INPUT MATERIAL:
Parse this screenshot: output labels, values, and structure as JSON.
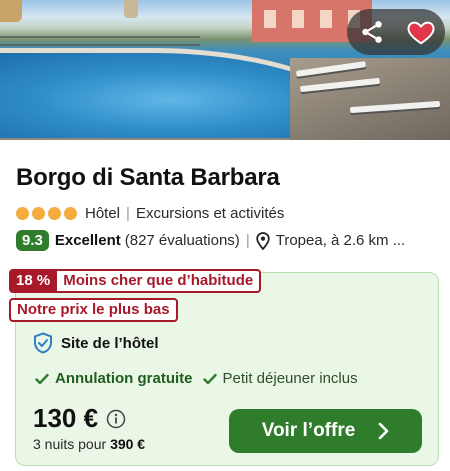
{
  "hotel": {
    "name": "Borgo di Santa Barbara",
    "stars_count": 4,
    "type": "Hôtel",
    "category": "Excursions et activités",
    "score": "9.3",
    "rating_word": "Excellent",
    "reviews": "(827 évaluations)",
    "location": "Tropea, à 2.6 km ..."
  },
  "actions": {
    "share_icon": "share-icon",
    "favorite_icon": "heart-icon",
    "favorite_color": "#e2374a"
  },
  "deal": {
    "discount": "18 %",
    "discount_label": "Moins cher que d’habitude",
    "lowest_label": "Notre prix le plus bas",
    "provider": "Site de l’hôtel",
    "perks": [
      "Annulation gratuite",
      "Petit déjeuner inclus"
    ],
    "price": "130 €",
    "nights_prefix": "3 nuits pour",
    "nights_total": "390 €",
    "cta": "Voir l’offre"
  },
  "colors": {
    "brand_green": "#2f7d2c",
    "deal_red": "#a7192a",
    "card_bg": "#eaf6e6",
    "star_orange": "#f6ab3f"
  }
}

TO DO:
Transcribe all of the entries word for word, but skip any pictures they contain.

REPLY TO THE EXERCISE:
Parse this screenshot: output labels, values, and structure as JSON.
{
  "hotel": {
    "name": "Borgo di Santa Barbara",
    "stars_count": 4,
    "type": "Hôtel",
    "category": "Excursions et activités",
    "score": "9.3",
    "rating_word": "Excellent",
    "reviews": "(827 évaluations)",
    "location": "Tropea, à 2.6 km ..."
  },
  "actions": {
    "share_icon": "share-icon",
    "favorite_icon": "heart-icon",
    "favorite_color": "#e2374a"
  },
  "deal": {
    "discount": "18 %",
    "discount_label": "Moins cher que d’habitude",
    "lowest_label": "Notre prix le plus bas",
    "provider": "Site de l’hôtel",
    "perks": [
      "Annulation gratuite",
      "Petit déjeuner inclus"
    ],
    "price": "130 €",
    "nights_prefix": "3 nuits pour",
    "nights_total": "390 €",
    "cta": "Voir l’offre"
  },
  "colors": {
    "brand_green": "#2f7d2c",
    "deal_red": "#a7192a",
    "card_bg": "#eaf6e6",
    "star_orange": "#f6ab3f"
  }
}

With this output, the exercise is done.